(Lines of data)
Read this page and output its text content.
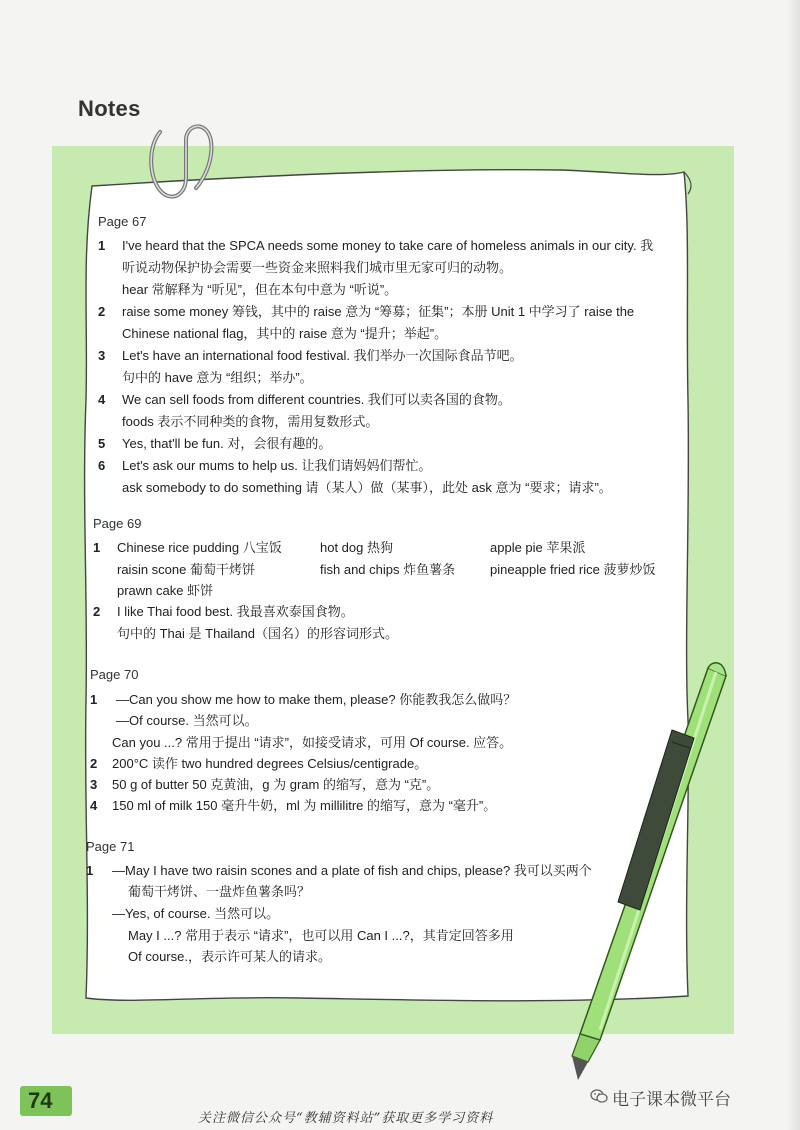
Notes
Page 67
1 I've heard that the SPCA needs some money to take care of homeless animals in our city. 我
听说动物保护协会需要一些资金来照料我们城市里无家可归的动物。
hear 常解释为 “听见”，但在本句中意为 “听说”。
2 raise some money 筹钱，其中的 raise 意为 “筹募；征集”；本册 Unit 1 中学习了 raise the
Chinese national flag，其中的 raise 意为 “提升；举起”。
3 Let's have an international food festival. 我们举办一次国际食品节吧。
句中的 have 意为 “组织；举办”。
4 We can sell foods from different countries. 我们可以卖各国的食物。
foods 表示不同种类的食物，需用复数形式。
5 Yes, that'll be fun. 对，会很有趣的。
6 Let's ask our mums to help us. 让我们请妈妈们帮忙。
ask somebody to do something 请（某人）做（某事），此处 ask 意为 “要求；请求”。
Page 69
1 Chinese rice pudding 八宝饭	hot dog 热狗	apple pie 苹果派
raisin scone 葡萄干烤饼	fish and chips 炸鱼薯条	pineapple fried rice 菠萝炒饭
prawn cake 虾饼
2 I like Thai food best. 我最喜欢泰国食物。
句中的 Thai 是 Thailand（国名）的形容词形式。
Page 70
1 —Can you show me how to make them, please? 你能教我怎么做吗？
—Of course. 当然可以。
Can you ...? 常用于提出 “请求”，如接受请求，可用 Of course. 应答。
2 200°C 读作 two hundred degrees Celsius/centigrade。
3 50 g of butter 50 克黄油，g 为 gram 的缩写，意为 “克”。
4 150 ml of milk 150 毫升牛奶，ml 为 millilitre 的缩写，意为 “毫升”。
Page 71
1 —May I have two raisin scones and a plate of fish and chips, please? 我可以买两个
葡萄干烤饼、一盘炸鱼薯条吗？
—Yes, of course. 当然可以。
May I ...? 常用于表示 “请求”，也可以用 Can I ...?，其肯定回答多用
Of course.，表示许可某人的请求。
74	电子课本微平台
关注微信公众号“教辅资料站”获取更多学习资料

What the task requires:
What is the number of lines above that hold the string "Thai"? Answer with that number alone.

Correct output:
2